What you need to do - Report every line in the listing below where the string "Ameth" shows up.

Stored entries:
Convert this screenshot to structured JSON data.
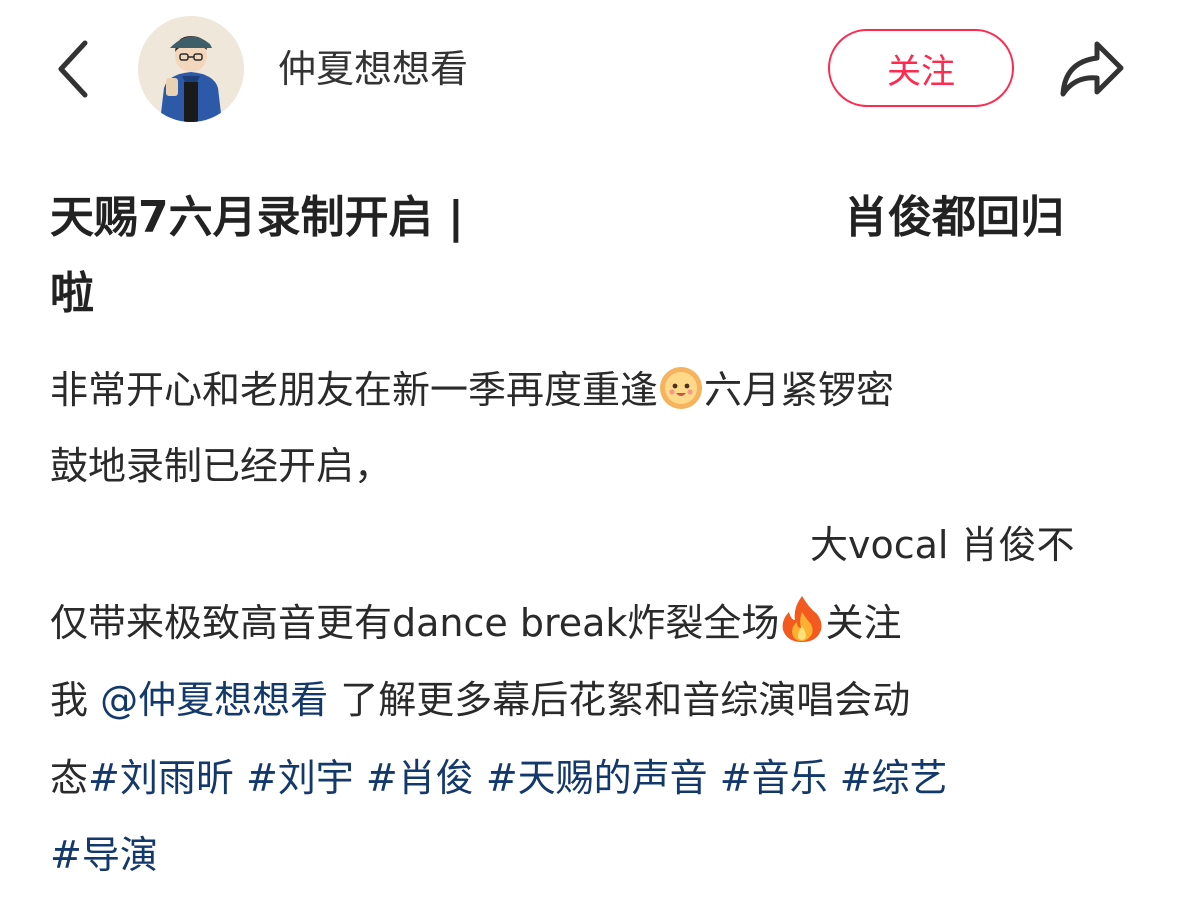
{
  "header": {
    "back_icon": "chevron-left-icon",
    "avatar_icon": "user-avatar-illustration",
    "author_name": "仲夏想想看",
    "follow_label": "关注",
    "share_icon": "share-arrow-icon",
    "accent_color": "#ff2a4f"
  },
  "post": {
    "title_part1": "天赐7六月录制开启 |",
    "title_part2": "肖俊都回归",
    "title_part3": "啦",
    "line1_a": "非常开心和老朋友在新一季再度重逢",
    "line1_emoji": "smiling-sun-emoji",
    "line1_b": "六月紧锣密",
    "line2": "鼓地录制已经开启，",
    "line3": "大vocal 肖俊不",
    "line4_a": "仅带来极致高音更有dance break炸裂全场",
    "line4_emoji": "fire-emoji",
    "line4_b": "关注",
    "line5_a": "我",
    "mention": "@仲夏想想看",
    "line5_b": "了解更多幕后花絮和音综演唱会动",
    "line6_a": "态",
    "tags": [
      "#刘雨昕",
      "#刘宇",
      "#肖俊",
      "#天赐的声音",
      "#音乐",
      "#综艺",
      "#导演"
    ],
    "link_color": "#13386c"
  }
}
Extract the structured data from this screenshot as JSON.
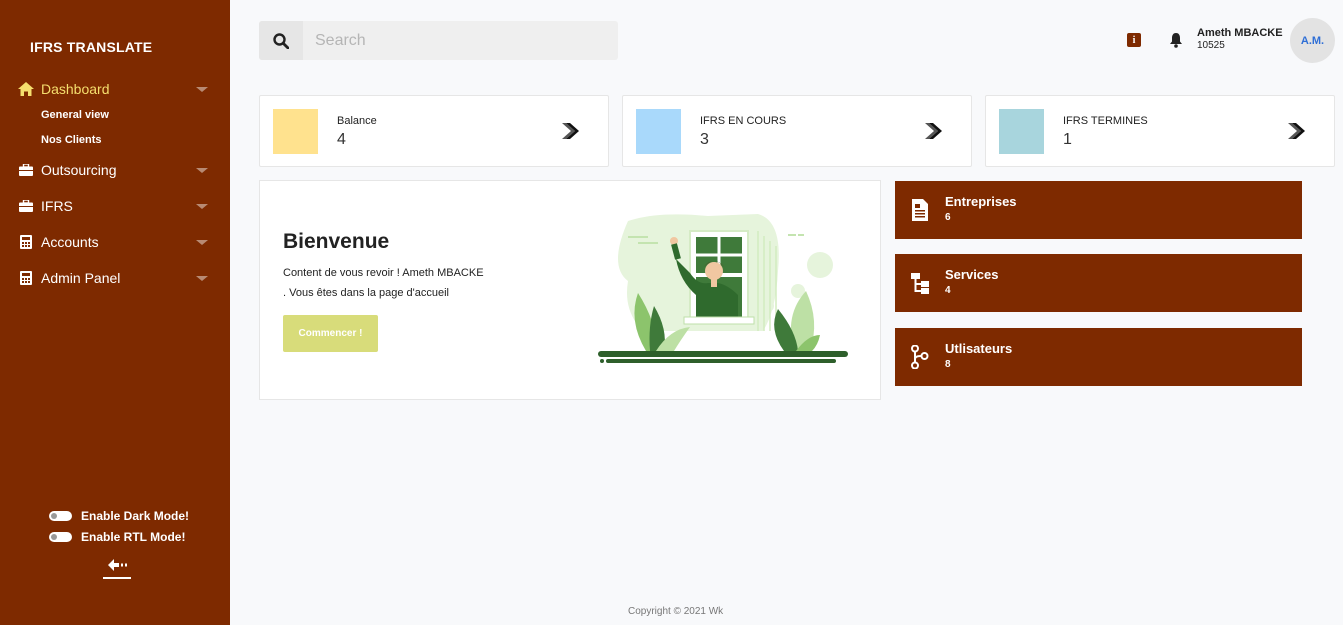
{
  "brand": "IFRS TRANSLATE",
  "nav": {
    "dashboard": "Dashboard",
    "sub_general": "General view",
    "sub_clients": "Nos Clients",
    "outsourcing": "Outsourcing",
    "ifrs": "IFRS",
    "accounts": "Accounts",
    "admin": "Admin Panel"
  },
  "toggles": {
    "dark": "Enable Dark Mode!",
    "rtl": "Enable RTL Mode!"
  },
  "search": {
    "placeholder": "Search"
  },
  "user": {
    "name": "Ameth MBACKE",
    "id": "10525",
    "initials": "A.M."
  },
  "stats": [
    {
      "label": "Balance",
      "value": "4",
      "color": "#ffe28e"
    },
    {
      "label": "IFRS EN COURS",
      "value": "3",
      "color": "#a9d9fb"
    },
    {
      "label": "IFRS TERMINES",
      "value": "1",
      "color": "#a8d5dd"
    }
  ],
  "welcome": {
    "title": "Bienvenue",
    "line1": "Content de vous revoir ! Ameth MBACKE",
    "line2": ". Vous êtes dans la page d'accueil",
    "cta": "Commencer !"
  },
  "tiles": [
    {
      "label": "Entreprises",
      "count": "6",
      "icon": "document-icon"
    },
    {
      "label": "Services",
      "count": "4",
      "icon": "sitemap-icon"
    },
    {
      "label": "Utlisateurs",
      "count": "8",
      "icon": "branch-icon"
    }
  ],
  "footer": "Copyright © 2021 Wk",
  "colors": {
    "sidebar": "#7e2a00",
    "active": "#f5df6e",
    "cta": "#d8dc7a"
  }
}
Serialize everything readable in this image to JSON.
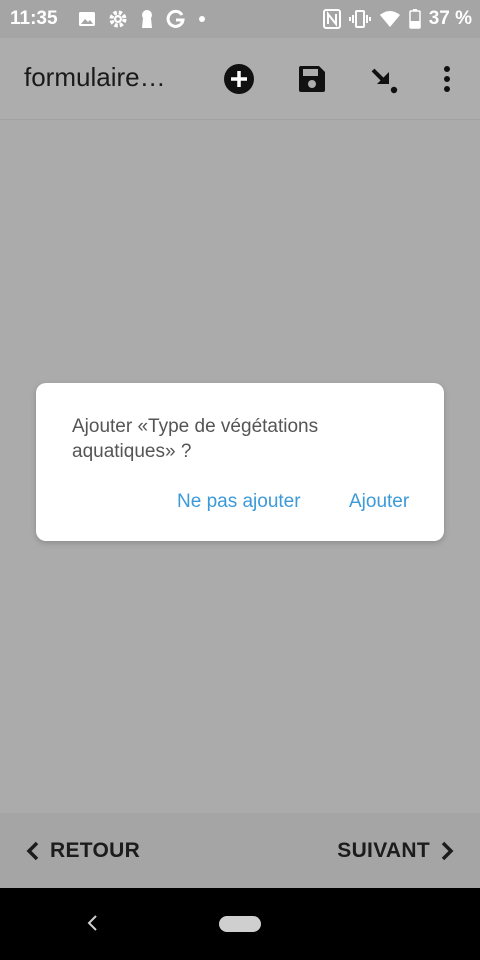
{
  "status_bar": {
    "time": "11:35",
    "battery_percent": "37 %",
    "left_icons": [
      "image-icon",
      "gear-icon",
      "keyhole-icon",
      "google-g-icon",
      "dot-icon"
    ],
    "right_icons": [
      "nfc-icon",
      "vibrate-icon",
      "wifi-icon",
      "battery-icon"
    ]
  },
  "app_bar": {
    "title": "formulaire…",
    "actions": [
      "add-circle-icon",
      "save-icon",
      "arrow-down-right-icon",
      "more-vert-icon"
    ]
  },
  "dialog": {
    "message": "Ajouter «Type de végétations aquatiques» ?",
    "cancel_label": "Ne pas ajouter",
    "confirm_label": "Ajouter",
    "accent_color": "#3b9ad8"
  },
  "bottom_bar": {
    "back_label": "RETOUR",
    "next_label": "SUIVANT"
  },
  "colors": {
    "scrim": "#ababab",
    "dialog_bg": "#ffffff"
  }
}
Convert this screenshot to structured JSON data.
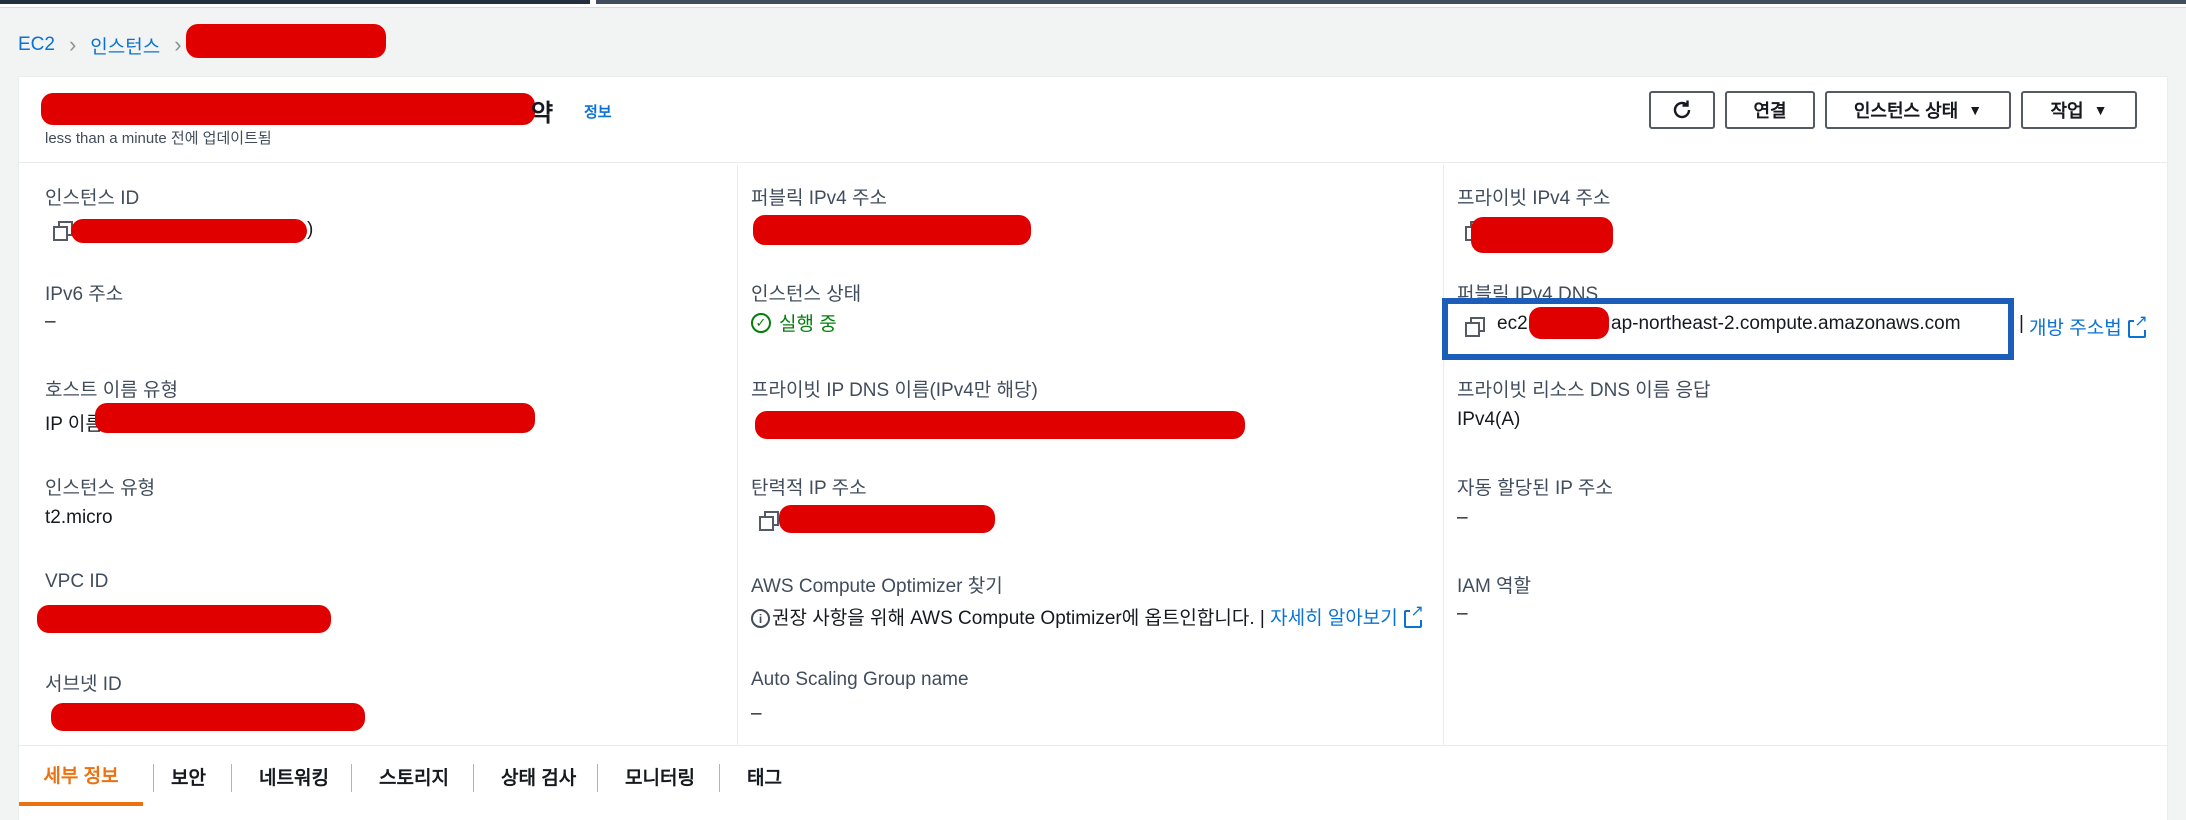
{
  "breadcrumb": {
    "root": "EC2",
    "instances": "인스턴스"
  },
  "header": {
    "title_suffix": "약",
    "info_label": "정보",
    "subtitle": "less than a minute 전에 업데이트됨"
  },
  "buttons": {
    "connect": "연결",
    "instance_state": "인스턴스 상태",
    "actions": "작업"
  },
  "fields": {
    "instance_id_label": "인스턴스 ID",
    "instance_id_tail": ")",
    "public_ipv4_label": "퍼블릭 IPv4 주소",
    "private_ipv4_label": "프라이빗 IPv4 주소",
    "ipv6_label": "IPv6 주소",
    "ipv6_value": "–",
    "instance_state_label": "인스턴스 상태",
    "instance_state_value": "실행 중",
    "public_dns_label": "퍼블릭 IPv4 DNS",
    "public_dns_prefix": "ec2",
    "public_dns_suffix": "ap-northeast-2.compute.amazonaws.com",
    "public_dns_sep": "|",
    "public_dns_open": "개방 주소법",
    "hostname_type_label": "호스트 이름 유형",
    "hostname_type_prefix": "IP 이름",
    "private_dns_label": "프라이빗 IP DNS 이름(IPv4만 해당)",
    "private_resource_dns_label": "프라이빗 리소스 DNS 이름 응답",
    "private_resource_dns_value": "IPv4(A)",
    "instance_type_label": "인스턴스 유형",
    "instance_type_value": "t2.micro",
    "elastic_ip_label": "탄력적 IP 주소",
    "auto_ip_label": "자동 할당된 IP 주소",
    "auto_ip_value": "–",
    "vpc_id_label": "VPC ID",
    "optimizer_label": "AWS Compute Optimizer 찾기",
    "optimizer_text": "권장 사항을 위해 AWS Compute Optimizer에 옵트인합니다. |",
    "optimizer_link": "자세히 알아보기",
    "iam_role_label": "IAM 역할",
    "iam_role_value": "–",
    "subnet_id_label": "서브넷 ID",
    "asg_label": "Auto Scaling Group name",
    "asg_value": "–"
  },
  "tabs": [
    "세부 정보",
    "보안",
    "네트워킹",
    "스토리지",
    "상태 검사",
    "모니터링",
    "태그"
  ],
  "colors": {
    "accent": "#ec7211",
    "link": "#0972d3",
    "success": "#037f0c",
    "highlight": "#1b5db8",
    "redaction": "#e00000"
  }
}
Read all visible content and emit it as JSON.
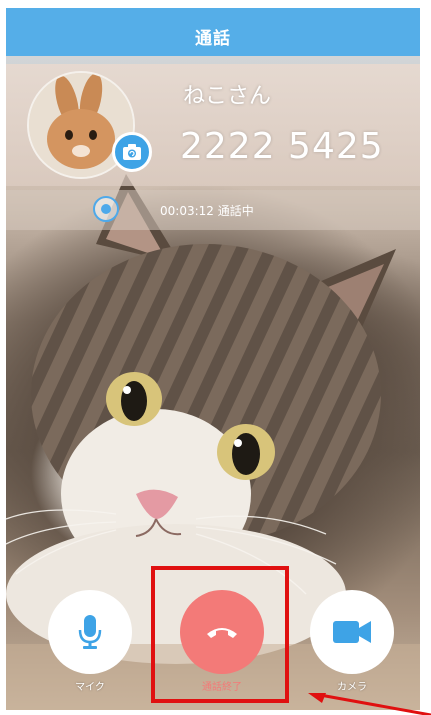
{
  "header": {
    "title": "通話"
  },
  "contact": {
    "name": "ねこさん",
    "number": "2222 5425"
  },
  "call": {
    "duration": "00:03:12",
    "status": "通話中"
  },
  "controls": {
    "mic_label": "マイク",
    "end_label": "通話終了",
    "camera_label": "カメラ"
  },
  "icons": [
    "camera-switch-icon",
    "record-icon",
    "microphone-icon",
    "hang-up-icon",
    "video-camera-icon"
  ],
  "colors": {
    "header": "#55aee8",
    "accent_blue": "#3ea3e6",
    "end_call": "#f37a78",
    "highlight": "#e01010"
  }
}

Written solution -
    "name": "Ameth MBACKE",
    "line1": "Content de vous revoir ! Ameth MBACKE",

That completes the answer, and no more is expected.